■ **Problem to work on**
Look through the records below and say how many lines include "Campo". Give only that number.
____
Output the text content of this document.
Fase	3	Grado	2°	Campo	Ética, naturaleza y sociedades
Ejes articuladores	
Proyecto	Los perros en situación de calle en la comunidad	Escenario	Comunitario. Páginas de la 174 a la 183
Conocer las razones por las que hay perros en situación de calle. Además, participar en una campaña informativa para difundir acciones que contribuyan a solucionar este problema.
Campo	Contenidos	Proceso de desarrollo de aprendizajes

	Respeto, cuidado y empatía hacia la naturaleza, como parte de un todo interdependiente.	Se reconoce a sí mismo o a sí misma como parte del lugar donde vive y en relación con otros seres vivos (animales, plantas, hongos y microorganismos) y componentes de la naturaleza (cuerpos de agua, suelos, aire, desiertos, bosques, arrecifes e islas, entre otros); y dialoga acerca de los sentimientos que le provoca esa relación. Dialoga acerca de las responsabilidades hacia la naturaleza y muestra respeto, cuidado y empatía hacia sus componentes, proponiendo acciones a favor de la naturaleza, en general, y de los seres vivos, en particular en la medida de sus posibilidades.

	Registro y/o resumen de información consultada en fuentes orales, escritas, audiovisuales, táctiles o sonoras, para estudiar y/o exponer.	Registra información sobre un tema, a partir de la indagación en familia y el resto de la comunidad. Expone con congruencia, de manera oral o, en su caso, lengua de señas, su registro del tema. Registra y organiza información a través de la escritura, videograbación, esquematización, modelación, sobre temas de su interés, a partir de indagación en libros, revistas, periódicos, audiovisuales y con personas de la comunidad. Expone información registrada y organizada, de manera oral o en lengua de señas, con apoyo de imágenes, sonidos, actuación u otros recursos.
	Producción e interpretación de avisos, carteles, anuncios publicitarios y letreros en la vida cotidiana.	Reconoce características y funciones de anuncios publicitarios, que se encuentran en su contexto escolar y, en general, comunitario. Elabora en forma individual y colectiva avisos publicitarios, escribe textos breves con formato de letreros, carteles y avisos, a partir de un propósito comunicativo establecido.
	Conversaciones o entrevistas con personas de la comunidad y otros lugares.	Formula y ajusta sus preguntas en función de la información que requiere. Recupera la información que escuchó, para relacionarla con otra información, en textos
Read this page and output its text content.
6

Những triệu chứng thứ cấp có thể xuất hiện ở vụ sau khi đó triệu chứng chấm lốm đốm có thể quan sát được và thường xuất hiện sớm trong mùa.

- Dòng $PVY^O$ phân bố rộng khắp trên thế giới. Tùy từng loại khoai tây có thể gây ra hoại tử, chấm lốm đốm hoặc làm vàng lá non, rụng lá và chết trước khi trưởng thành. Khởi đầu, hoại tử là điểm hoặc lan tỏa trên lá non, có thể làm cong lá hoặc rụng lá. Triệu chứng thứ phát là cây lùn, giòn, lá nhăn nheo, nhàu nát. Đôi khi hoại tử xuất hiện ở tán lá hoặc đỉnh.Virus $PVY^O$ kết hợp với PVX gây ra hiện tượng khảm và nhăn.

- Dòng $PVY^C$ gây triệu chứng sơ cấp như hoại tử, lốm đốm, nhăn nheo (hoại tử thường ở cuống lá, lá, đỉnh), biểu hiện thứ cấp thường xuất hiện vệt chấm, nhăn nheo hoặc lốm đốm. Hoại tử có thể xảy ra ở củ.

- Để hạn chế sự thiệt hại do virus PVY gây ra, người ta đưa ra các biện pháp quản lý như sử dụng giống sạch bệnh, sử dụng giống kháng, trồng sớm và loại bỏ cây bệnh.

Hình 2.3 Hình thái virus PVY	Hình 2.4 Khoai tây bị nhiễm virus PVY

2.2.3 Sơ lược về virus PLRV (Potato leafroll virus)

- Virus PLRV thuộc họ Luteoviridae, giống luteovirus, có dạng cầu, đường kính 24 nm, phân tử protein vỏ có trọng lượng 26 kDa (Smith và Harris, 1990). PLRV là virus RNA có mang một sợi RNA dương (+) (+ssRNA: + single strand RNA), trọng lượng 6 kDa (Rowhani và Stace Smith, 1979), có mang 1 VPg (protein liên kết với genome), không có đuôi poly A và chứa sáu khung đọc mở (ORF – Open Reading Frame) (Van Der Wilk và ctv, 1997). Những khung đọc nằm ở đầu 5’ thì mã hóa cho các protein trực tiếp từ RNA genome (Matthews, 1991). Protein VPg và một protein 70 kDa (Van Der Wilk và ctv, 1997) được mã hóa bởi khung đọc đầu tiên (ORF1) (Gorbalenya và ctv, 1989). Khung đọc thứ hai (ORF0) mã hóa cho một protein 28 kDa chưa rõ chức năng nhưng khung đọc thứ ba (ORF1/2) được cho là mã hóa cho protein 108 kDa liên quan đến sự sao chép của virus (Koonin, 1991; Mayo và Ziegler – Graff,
____
■ **Answer**
2